§ Page excerpt:
☆ ☆ ☆ ☆ ☆ ☆ ☆

We understand the concern over teenagers being prosecuted for consensually sending sexually explicit pictures to each other. We also understand the worry caused by a well-meaning law failing to adapt to changing technology. But our duty is to interpret the law as written and, if unambiguous, apply its plain meaning to the facts before us.

Id. In sum, the Washington court recognized that as the statute was unambiguous, the statute applied to the minor unless the legislature passed a remedial statute.

         In a recent Colorado case, a male teenager was romantically involved with two female teenagers during the 2012-2013 school year. People in Interest of T.B., 2019 WL 2495514 (June 17, 2019 Co.). He exchanged nude selfies by text message with the females. The male kept the photos on his cellphone, and, when he was arrested in 2013 on an unrelated sexual assault charge, police discovered the photographs of the nude females on his cellphone. Id. He was charged and adjudicated delinquent for sexual exploitation of a child under section 18-6-403(3), C.R.S. (2018). Id. The majority upheld the conviction.[17]

         The majority determined the statute was not ambiguous and refused to read into the statute an exemption for minors. In addition to the plain language, the court reviewed the legislative history, concluding that "nothing . . . suggests that such harms are lessened or do not exist merely because the sexually exploitive material is made, possessed, or distributed by a juvenile rather than an adult." Id. at *9.

         While sexting, specifically when engaged in by teenagers, has been addressed extensively in the literature, the media, and by state legislatures in other jurisdictions, the General Assembly has not updated Maryland's statutes to address this contemporary issue. For context, CR § 11-207 has not received a substantial revision by the General Assembly since 1986 and CR § 11-203 not been revised by the General Assembly since 2006.[18] The present case turns on whether a minor who privately distributes a video to her friends in which she is depicted engaging in an act that in itself is not illegal may be deemed delinquent under CR § 11-207(a)(4) or CR § 11-203(b)(1)(ii). We will review each statute in turn.

         A. The Plain Language of CR § 11-207(a)(4) Subsumes Situations Where a Minor Produces and Distributes Pornographic Material of Himself or Herself.

☆ ☆ ☆ ☆ ☆ ☆ ☆

(Item position entries)

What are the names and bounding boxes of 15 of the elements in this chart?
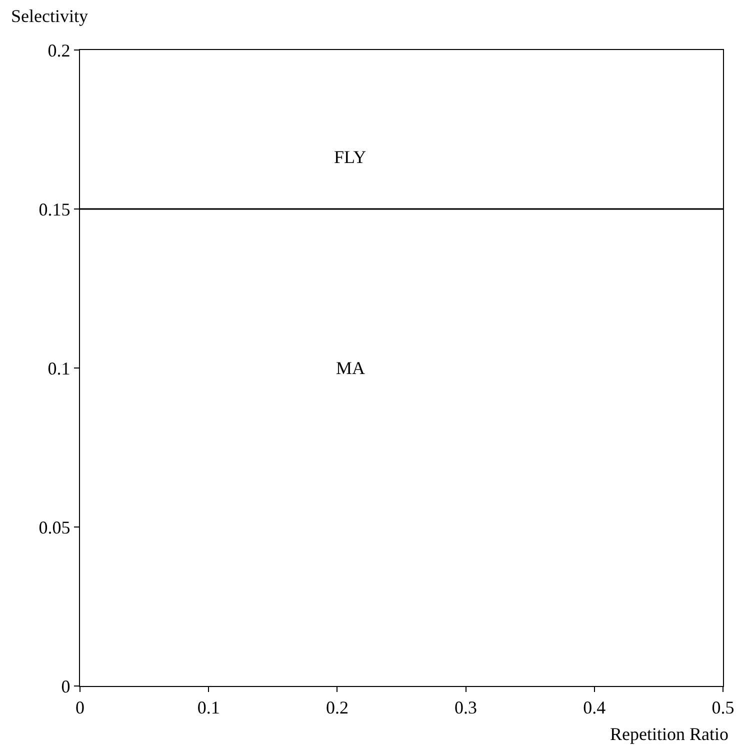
x-axis-title: Repetition Ratio bbox=[610, 724, 728, 744]
y-axis-title: Selectivity bbox=[11, 6, 88, 26]
annotation: FLY bbox=[334, 147, 366, 167]
annotation: MA bbox=[336, 358, 366, 378]
x-tick-label: 0.1 bbox=[197, 698, 220, 718]
x-tick-label: 0.3 bbox=[454, 698, 478, 718]
y-tick-label: 0.2 bbox=[48, 40, 70, 60]
x-tick-label: 0.5 bbox=[712, 698, 734, 718]
y-tick-label: 0.15 bbox=[38, 199, 70, 220]
x-tick-label: 0 bbox=[76, 698, 84, 718]
y-tick-label: 0.05 bbox=[38, 517, 70, 538]
y-tick-label: 0 bbox=[61, 676, 70, 696]
x-tick-label: 0.2 bbox=[326, 698, 348, 718]
y-tick-label: 0.1 bbox=[48, 358, 70, 378]
x-tick-label: 0.4 bbox=[583, 698, 606, 718]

☆ ☆ ☆ ☆ ☆ ☆ ☆

§ Work to do:
a) Name every U.S. state mentioned in the sexting opinion excerpt.
b) Quote the sexting opinion excerpt word for word from "While sexting, specifically" up to and including "Himself or Herself.".
The rows are material separate from the sexting opinion excerpt.

§ Solutions in order:
a) Washington, Colorado, Maryland

b)
While sexting, specifically when engaged in by teenagers, has been addressed extensively in the literature, the media, and by state legislatures in other jurisdictions, the General Assembly has not updated Maryland's statutes to address this contemporary issue. For context, CR § 11-207 has not received a substantial revision by the General Assembly since 1986 and CR § 11-203 not been revised by the General Assembly since 2006.[18] The present case turns on whether a minor who privately distributes a video to her friends in which she is depicted engaging in an act that in itself is not illegal may be deemed delinquent under CR § 11-207(a)(4) or CR § 11-203(b)(1)(ii). We will review each statute in turn.

         A. The Plain Language of CR § 11-207(a)(4) Subsumes Situations Where a Minor Produces and Distributes Pornographic Material of Himself or Herself.